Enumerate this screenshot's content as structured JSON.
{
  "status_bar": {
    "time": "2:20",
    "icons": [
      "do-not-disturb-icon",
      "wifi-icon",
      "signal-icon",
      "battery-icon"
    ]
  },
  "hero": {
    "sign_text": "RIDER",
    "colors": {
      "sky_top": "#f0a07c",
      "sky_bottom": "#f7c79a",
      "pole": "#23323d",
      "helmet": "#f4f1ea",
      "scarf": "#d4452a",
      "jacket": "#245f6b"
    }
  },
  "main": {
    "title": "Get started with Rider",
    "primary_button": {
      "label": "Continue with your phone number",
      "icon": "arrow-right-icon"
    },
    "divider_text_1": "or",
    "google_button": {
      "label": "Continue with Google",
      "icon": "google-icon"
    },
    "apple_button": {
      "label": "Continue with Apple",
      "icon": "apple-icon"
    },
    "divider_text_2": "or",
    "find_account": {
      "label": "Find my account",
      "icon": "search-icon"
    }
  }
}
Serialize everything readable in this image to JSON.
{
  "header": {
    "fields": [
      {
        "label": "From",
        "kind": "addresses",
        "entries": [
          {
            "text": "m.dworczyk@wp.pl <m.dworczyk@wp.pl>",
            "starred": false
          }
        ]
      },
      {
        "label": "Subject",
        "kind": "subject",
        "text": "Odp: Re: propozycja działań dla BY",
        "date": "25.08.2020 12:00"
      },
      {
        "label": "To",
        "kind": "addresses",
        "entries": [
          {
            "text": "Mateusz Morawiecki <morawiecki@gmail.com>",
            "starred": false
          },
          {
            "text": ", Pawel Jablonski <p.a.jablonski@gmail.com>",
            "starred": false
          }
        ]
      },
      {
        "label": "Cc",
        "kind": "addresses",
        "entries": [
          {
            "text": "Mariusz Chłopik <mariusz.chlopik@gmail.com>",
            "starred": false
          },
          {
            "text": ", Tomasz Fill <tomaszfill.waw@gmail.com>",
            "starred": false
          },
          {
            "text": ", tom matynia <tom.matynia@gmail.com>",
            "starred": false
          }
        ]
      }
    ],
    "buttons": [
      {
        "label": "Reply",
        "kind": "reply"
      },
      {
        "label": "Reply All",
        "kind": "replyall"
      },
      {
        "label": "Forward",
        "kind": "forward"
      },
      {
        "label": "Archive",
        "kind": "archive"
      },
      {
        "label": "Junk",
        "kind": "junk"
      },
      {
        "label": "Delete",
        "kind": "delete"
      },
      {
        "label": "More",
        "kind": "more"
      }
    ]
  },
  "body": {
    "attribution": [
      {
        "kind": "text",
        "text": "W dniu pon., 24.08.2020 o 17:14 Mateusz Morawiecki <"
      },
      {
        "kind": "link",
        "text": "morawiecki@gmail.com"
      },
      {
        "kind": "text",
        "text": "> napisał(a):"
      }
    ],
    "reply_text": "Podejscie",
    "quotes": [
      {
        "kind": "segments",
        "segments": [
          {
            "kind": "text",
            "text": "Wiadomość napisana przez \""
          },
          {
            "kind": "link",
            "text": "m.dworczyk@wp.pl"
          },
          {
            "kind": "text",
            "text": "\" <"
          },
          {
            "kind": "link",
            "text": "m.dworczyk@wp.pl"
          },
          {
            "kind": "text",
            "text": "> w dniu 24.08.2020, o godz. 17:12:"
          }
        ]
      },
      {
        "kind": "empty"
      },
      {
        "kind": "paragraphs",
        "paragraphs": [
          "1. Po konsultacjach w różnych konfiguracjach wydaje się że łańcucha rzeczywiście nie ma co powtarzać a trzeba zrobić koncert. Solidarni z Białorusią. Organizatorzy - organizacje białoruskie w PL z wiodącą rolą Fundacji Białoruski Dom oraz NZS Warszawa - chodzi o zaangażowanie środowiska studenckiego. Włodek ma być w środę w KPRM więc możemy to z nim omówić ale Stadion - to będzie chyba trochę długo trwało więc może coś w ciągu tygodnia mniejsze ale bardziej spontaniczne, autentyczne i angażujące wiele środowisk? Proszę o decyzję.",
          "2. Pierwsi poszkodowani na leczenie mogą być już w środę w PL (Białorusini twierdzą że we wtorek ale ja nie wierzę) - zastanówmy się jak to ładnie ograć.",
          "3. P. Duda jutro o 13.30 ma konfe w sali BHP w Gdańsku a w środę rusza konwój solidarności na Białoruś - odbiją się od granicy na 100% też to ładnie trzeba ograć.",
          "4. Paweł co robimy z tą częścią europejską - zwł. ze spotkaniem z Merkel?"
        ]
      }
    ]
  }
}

◇ ◇ ◇ ◇ ◇

### What you have to do:
Make an exact copy of the data above.

### Written solution:
Enumerate this screenshot's content as structured JSON.
{
  "status_bar": {
    "time": "2:20",
    "icons": [
      "do-not-disturb-icon",
      "wifi-icon",
      "signal-icon",
      "battery-icon"
    ]
  },
  "hero": {
    "sign_text": "RIDER",
    "colors": {
      "sky_top": "#f0a07c",
      "sky_bottom": "#f7c79a",
      "pole": "#23323d",
      "helmet": "#f4f1ea",
      "scarf": "#d4452a",
      "jacket": "#245f6b"
    }
  },
  "main": {
    "title": "Get started with Rider",
    "primary_button": {
      "label": "Continue with your phone number",
      "icon": "arrow-right-icon"
    },
    "divider_text_1": "or",
    "google_button": {
      "label": "Continue with Google",
      "icon": "google-icon"
    },
    "apple_button": {
      "label": "Continue with Apple",
      "icon": "apple-icon"
    },
    "divider_text_2": "or",
    "find_account": {
      "label": "Find my account",
      "icon": "search-icon"
    }
  }
}
Serialize everything readable in this image to JSON.
{
  "header": {
    "fields": [
      {
        "label": "From",
        "kind": "addresses",
        "entries": [
          {
            "text": "m.dworczyk@wp.pl <m.dworczyk@wp.pl>",
            "starred": false
          }
        ]
      },
      {
        "label": "Subject",
        "kind": "subject",
        "text": "Odp: Re: propozycja działań dla BY",
        "date": "25.08.2020 12:00"
      },
      {
        "label": "To",
        "kind": "addresses",
        "entries": [
          {
            "text": "Mateusz Morawiecki <morawiecki@gmail.com>",
            "starred": false
          },
          {
            "text": ", Pawel Jablonski <p.a.jablonski@gmail.com>",
            "starred": false
          }
        ]
      },
      {
        "label": "Cc",
        "kind": "addresses",
        "entries": [
          {
            "text": "Mariusz Chłopik <mariusz.chlopik@gmail.com>",
            "starred": false
          },
          {
            "text": ", Tomasz Fill <tomaszfill.waw@gmail.com>",
            "starred": false
          },
          {
            "text": ", tom matynia <tom.matynia@gmail.com>",
            "starred": false
          }
        ]
      }
    ],
    "buttons": [
      {
        "label": "Reply",
        "kind": "reply"
      },
      {
        "label": "Reply All",
        "kind": "replyall"
      },
      {
        "label": "Forward",
        "kind": "forward"
      },
      {
        "label": "Archive",
        "kind": "archive"
      },
      {
        "label": "Junk",
        "kind": "junk"
      },
      {
        "label": "Delete",
        "kind": "delete"
      },
      {
        "label": "More",
        "kind": "more"
      }
    ]
  },
  "body": {
    "attribution": [
      {
        "kind": "text",
        "text": "W dniu pon., 24.08.2020 o 17:14 Mateusz Morawiecki <"
      },
      {
        "kind": "link",
        "text": "morawiecki@gmail.com"
      },
      {
        "kind": "text",
        "text": "> napisał(a):"
      }
    ],
    "reply_text": "Podejscie",
    "quotes": [
      {
        "kind": "segments",
        "segments": [
          {
            "kind": "text",
            "text": "Wiadomość napisana przez \""
          },
          {
            "kind": "link",
            "text": "m.dworczyk@wp.pl"
          },
          {
            "kind": "text",
            "text": "\" <"
          },
          {
            "kind": "link",
            "text": "m.dworczyk@wp.pl"
          },
          {
            "kind": "text",
            "text": "> w dniu 24.08.2020, o godz. 17:12:"
          }
        ]
      },
      {
        "kind": "empty"
      },
      {
        "kind": "paragraphs",
        "paragraphs": [
          "1. Po konsultacjach w różnych konfiguracjach wydaje się że łańcucha rzeczywiście nie ma co powtarzać a trzeba zrobić koncert. Solidarni z Białorusią. Organizatorzy - organizacje białoruskie w PL z wiodącą rolą Fundacji Białoruski Dom oraz NZS Warszawa - chodzi o zaangażowanie środowiska studenckiego. Włodek ma być w środę w KPRM więc możemy to z nim omówić ale Stadion - to będzie chyba trochę długo trwało więc może coś w ciągu tygodnia mniejsze ale bardziej spontaniczne, autentyczne i angażujące wiele środowisk? Proszę o decyzję.",
          "2. Pierwsi poszkodowani na leczenie mogą być już w środę w PL (Białorusini twierdzą że we wtorek ale ja nie wierzę) - zastanówmy się jak to ładnie ograć.",
          "3. P. Duda jutro o 13.30 ma konfe w sali BHP w Gdańsku a w środę rusza konwój solidarności na Białoruś - odbiją się od granicy na 100% też to ładnie trzeba ograć.",
          "4. Paweł co robimy z tą częścią europejską - zwł. ze spotkaniem z Merkel?"
        ]
      }
    ]
  }
}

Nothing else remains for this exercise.